## Begin RECORDS
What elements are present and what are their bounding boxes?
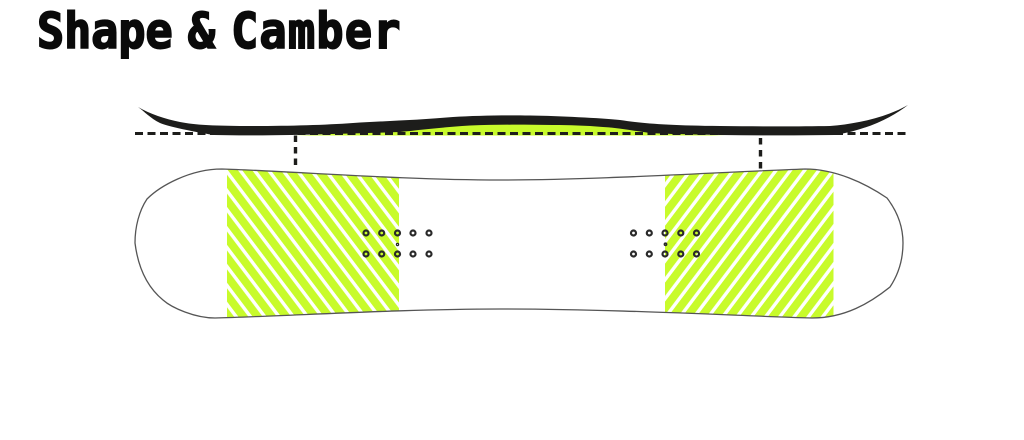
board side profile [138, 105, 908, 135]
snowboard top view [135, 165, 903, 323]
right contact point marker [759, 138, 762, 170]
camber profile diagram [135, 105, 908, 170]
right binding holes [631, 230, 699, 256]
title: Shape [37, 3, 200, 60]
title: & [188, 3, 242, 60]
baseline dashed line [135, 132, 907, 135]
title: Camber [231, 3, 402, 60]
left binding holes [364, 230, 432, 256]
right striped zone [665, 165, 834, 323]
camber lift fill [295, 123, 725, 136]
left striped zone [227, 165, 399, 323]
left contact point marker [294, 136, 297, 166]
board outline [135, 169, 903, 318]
## End RECORDS
## Begin RECORDS
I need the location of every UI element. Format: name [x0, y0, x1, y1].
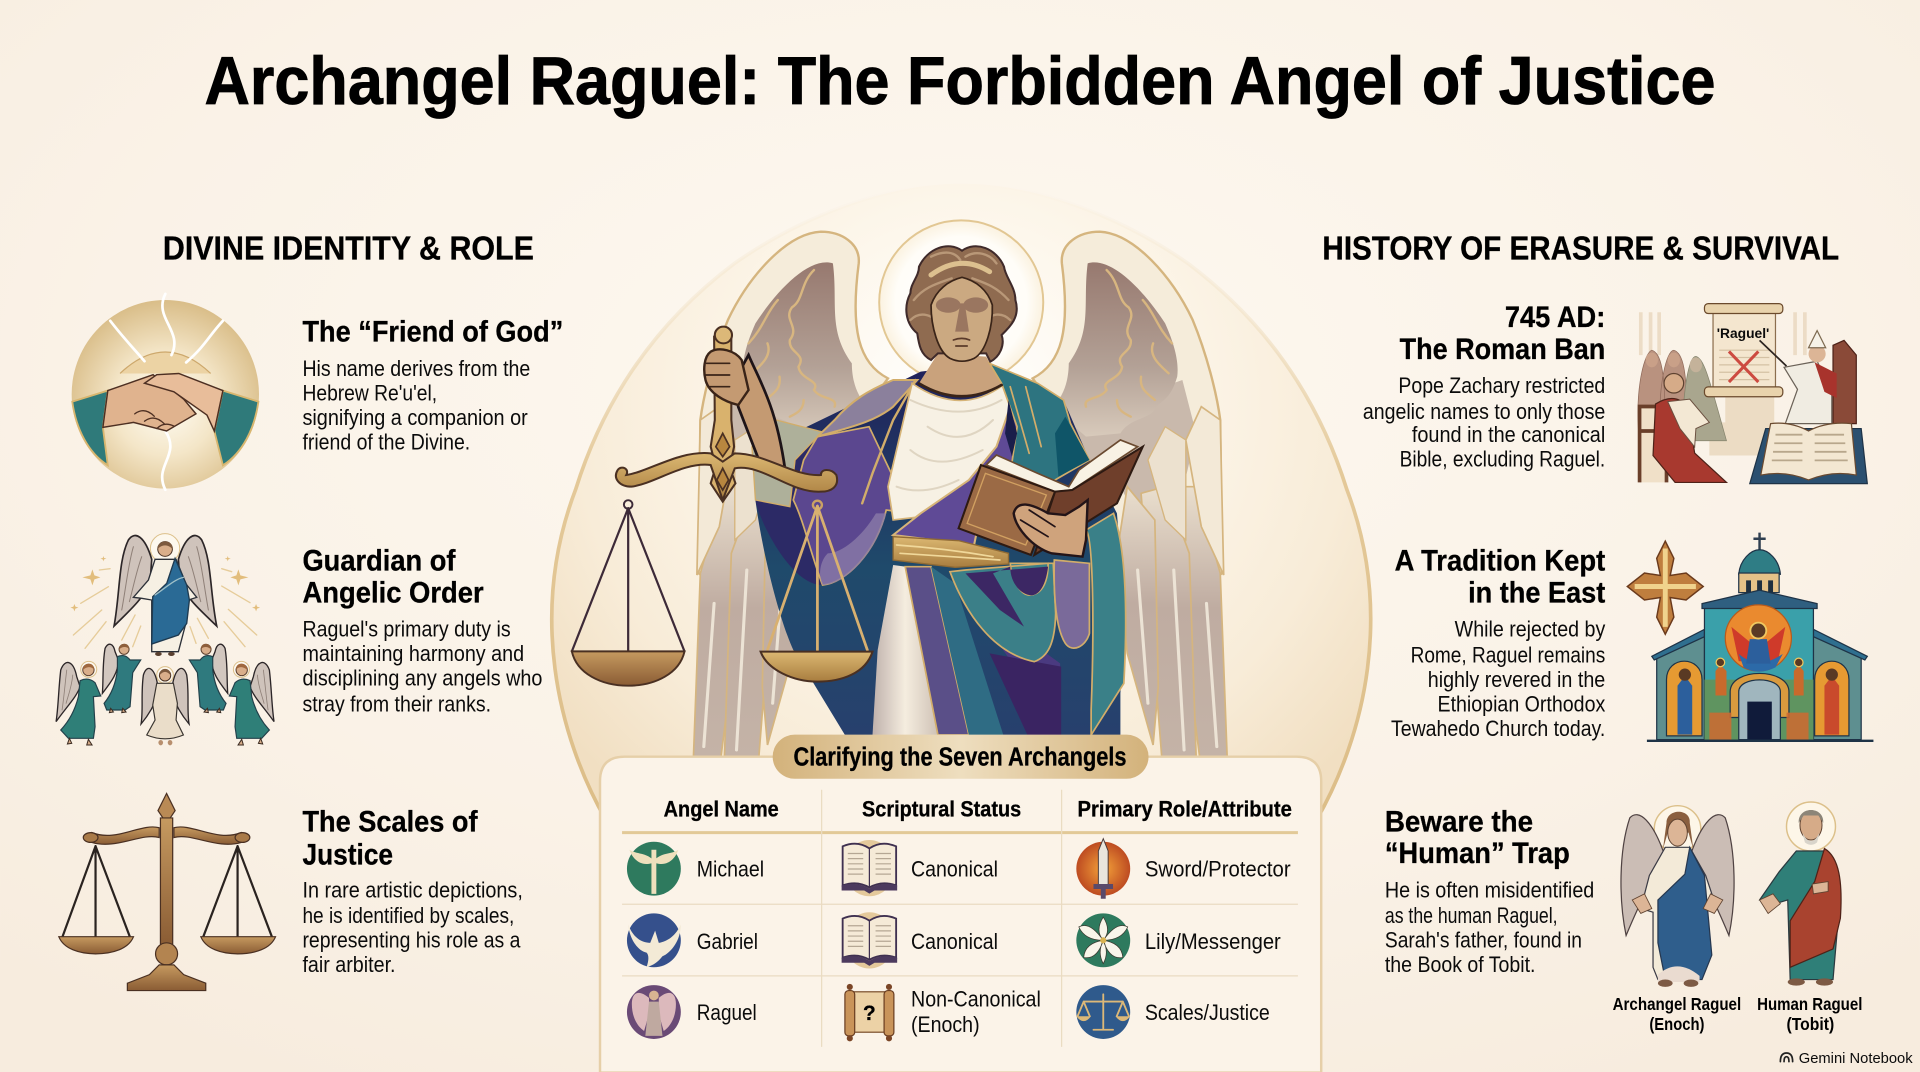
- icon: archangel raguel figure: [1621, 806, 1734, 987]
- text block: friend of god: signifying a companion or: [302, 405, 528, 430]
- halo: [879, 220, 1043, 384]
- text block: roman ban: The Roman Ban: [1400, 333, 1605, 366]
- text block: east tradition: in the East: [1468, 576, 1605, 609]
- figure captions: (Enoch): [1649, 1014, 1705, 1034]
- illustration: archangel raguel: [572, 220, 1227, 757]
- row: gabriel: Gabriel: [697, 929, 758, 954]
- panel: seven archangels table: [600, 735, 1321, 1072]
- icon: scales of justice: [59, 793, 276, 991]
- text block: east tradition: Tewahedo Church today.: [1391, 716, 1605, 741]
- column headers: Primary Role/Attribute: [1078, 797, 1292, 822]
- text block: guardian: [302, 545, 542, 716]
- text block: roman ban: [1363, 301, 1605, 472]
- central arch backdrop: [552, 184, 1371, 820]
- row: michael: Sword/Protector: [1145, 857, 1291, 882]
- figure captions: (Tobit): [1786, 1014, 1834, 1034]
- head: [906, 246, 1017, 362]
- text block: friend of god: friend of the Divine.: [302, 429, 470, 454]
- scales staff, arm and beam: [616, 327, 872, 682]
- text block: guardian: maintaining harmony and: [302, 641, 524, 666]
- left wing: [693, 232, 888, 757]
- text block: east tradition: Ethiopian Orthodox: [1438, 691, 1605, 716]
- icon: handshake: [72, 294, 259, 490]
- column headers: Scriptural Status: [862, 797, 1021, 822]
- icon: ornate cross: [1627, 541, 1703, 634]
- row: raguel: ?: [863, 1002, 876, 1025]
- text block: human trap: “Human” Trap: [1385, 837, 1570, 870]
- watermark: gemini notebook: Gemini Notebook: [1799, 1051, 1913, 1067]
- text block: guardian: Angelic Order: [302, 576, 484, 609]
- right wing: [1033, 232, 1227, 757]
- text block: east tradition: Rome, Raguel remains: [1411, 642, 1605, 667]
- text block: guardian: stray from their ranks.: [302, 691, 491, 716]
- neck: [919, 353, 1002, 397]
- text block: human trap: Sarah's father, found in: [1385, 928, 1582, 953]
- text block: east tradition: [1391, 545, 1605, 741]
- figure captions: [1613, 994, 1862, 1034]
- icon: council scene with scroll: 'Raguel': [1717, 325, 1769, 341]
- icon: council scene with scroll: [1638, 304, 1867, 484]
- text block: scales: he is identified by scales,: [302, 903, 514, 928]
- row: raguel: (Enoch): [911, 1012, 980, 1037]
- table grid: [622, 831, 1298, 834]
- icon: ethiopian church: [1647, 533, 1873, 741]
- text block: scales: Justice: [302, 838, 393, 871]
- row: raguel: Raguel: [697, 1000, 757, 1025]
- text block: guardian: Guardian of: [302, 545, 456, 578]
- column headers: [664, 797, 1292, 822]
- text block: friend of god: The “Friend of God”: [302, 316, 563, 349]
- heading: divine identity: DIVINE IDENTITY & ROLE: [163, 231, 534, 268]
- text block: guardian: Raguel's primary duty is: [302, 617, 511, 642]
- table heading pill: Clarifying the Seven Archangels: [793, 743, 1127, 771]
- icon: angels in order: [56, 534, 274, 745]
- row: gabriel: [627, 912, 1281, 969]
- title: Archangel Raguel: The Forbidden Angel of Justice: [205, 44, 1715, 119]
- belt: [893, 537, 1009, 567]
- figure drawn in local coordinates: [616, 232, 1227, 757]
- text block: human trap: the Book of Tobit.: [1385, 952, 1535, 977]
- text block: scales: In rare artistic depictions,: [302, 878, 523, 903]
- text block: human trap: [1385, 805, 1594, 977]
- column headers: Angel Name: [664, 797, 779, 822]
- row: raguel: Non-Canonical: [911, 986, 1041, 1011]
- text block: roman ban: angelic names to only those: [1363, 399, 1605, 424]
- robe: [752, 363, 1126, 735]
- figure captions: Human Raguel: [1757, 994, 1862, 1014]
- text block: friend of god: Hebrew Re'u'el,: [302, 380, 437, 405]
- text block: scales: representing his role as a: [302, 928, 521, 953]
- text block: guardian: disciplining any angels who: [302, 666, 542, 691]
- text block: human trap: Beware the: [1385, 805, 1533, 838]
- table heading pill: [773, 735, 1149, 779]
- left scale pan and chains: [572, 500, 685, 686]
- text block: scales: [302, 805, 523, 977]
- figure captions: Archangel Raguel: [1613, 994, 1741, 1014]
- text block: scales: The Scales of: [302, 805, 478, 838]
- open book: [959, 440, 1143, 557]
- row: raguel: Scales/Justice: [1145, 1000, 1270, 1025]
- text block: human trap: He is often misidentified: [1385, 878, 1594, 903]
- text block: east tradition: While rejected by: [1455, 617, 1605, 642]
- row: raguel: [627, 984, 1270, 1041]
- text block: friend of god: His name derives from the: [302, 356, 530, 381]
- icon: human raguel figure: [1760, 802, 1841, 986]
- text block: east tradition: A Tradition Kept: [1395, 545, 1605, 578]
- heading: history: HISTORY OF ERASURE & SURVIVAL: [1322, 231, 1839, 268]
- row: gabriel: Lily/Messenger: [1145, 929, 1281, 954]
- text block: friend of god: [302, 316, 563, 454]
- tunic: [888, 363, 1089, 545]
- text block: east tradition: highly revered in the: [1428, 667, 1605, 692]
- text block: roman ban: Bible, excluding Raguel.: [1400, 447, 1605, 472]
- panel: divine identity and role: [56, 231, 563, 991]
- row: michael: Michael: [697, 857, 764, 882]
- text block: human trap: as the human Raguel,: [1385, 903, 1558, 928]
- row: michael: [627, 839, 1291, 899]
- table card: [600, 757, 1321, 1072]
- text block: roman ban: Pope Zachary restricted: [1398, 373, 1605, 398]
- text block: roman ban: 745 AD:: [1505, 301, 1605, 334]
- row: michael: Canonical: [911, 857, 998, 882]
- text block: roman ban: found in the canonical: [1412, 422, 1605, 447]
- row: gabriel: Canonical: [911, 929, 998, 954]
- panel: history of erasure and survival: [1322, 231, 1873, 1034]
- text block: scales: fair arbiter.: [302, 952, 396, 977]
## End RECORDS
**SHORT TASK**: Format the lines as a Markdown table with the columns No. and Line, omitting any blank lines. Begin at the line that has "- icon: archangel" and stop after the line that has "- row: gabriel: Gabriel: [697, 929, 758, 954]".

**RESPONSE TO THE EXERCISE**:
| No. | Line |
|---|---|
| 1 | - icon: archangel raguel figure: [1621, 806, 1734, 987] |
| 2 | - text block: friend of god: signifying a companion or: [302, 405, 528, 430] |
| 3 | - halo: [879, 220, 1043, 384] |
| 4 | - text block: roman ban: The Roman Ban: [1400, 333, 1605, 366] |
| 5 | - text block: east tradition: in the East: [1468, 576, 1605, 609] |
| 6 | - figure captions: (Enoch): [1649, 1014, 1705, 1034] |
| 7 | - illustration: archangel raguel: [572, 220, 1227, 757] |
| 8 | - row: gabriel: Gabriel: [697, 929, 758, 954] |